Data entries for graphics:

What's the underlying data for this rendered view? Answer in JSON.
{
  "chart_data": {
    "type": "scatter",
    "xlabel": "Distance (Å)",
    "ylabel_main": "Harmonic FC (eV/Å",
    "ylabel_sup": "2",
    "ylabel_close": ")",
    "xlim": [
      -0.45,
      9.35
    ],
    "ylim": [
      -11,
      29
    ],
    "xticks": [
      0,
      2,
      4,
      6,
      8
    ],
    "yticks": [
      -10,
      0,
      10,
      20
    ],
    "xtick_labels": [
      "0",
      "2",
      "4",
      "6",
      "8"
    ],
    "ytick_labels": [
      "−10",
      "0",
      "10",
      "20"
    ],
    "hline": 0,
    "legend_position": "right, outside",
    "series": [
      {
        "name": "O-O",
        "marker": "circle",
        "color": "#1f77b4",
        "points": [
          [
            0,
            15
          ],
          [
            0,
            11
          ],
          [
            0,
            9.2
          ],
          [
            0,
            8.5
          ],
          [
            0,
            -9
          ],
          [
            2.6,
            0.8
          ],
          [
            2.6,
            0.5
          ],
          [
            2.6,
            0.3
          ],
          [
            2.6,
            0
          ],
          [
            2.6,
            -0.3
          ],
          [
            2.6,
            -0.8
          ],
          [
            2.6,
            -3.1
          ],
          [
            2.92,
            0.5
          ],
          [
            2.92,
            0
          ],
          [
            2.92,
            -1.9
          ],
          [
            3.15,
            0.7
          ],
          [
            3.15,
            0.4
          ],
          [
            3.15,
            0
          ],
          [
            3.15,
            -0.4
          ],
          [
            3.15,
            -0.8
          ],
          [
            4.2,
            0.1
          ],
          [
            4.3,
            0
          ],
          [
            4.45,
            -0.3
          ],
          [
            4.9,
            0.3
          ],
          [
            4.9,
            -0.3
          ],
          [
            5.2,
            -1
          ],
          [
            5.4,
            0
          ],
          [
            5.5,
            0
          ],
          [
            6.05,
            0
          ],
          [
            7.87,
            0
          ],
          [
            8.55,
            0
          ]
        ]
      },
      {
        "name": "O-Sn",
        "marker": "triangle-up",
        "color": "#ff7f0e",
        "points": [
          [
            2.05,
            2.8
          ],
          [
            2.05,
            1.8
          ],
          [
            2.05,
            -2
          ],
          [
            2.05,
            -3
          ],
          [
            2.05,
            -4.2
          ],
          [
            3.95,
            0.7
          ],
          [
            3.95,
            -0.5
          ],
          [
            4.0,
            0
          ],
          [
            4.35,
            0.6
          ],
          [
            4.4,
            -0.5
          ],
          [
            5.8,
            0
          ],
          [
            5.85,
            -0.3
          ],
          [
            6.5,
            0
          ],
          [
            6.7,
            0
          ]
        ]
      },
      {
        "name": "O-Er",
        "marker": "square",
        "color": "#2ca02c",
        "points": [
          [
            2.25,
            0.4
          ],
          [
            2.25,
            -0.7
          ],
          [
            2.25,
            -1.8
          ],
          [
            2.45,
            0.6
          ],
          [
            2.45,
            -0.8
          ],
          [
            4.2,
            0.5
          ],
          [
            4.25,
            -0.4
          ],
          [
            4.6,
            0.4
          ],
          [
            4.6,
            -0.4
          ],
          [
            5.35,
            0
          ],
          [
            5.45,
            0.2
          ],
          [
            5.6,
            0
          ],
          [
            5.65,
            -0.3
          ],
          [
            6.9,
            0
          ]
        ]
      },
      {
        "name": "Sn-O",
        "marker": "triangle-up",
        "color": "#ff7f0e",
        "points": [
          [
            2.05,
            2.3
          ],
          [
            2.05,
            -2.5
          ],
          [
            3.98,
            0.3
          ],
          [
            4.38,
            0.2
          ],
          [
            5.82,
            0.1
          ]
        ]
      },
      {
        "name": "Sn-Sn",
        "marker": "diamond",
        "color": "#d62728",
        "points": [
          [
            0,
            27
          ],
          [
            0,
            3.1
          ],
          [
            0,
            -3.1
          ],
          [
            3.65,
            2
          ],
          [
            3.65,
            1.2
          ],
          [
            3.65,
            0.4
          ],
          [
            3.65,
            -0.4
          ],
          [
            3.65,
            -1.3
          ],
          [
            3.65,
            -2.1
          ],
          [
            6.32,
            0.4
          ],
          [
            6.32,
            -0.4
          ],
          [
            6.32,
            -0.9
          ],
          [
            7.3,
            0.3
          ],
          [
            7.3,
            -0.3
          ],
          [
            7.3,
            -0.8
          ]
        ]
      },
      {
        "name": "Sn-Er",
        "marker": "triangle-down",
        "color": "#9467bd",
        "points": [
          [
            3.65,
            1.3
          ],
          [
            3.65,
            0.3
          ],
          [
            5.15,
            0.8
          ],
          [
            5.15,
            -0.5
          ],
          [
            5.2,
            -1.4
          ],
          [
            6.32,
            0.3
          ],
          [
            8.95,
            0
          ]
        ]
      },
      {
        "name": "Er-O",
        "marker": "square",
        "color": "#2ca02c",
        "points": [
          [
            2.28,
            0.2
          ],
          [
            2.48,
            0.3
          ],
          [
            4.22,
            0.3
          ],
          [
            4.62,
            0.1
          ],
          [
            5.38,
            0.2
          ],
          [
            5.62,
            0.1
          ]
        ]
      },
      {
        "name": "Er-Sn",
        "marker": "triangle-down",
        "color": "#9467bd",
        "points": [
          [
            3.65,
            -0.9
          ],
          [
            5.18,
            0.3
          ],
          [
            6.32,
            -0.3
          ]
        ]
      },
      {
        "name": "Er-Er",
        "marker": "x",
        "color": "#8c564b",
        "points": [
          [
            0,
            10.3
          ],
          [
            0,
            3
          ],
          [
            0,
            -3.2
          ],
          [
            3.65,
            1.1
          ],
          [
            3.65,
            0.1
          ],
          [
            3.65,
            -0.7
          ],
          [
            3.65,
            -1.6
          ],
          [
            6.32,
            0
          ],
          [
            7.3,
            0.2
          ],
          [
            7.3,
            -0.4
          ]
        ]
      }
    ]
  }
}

Exercise instructions — Using the listing, collect all lines in which the string "name" is found.

Task response —
        "name": "O-O",
        "name": "O-Sn",
        "name": "O-Er",
        "name": "Sn-O",
        "name": "Sn-Sn",
        "name": "Sn-Er",
        "name": "Er-O",
        "name": "Er-Sn",
        "name": "Er-Er",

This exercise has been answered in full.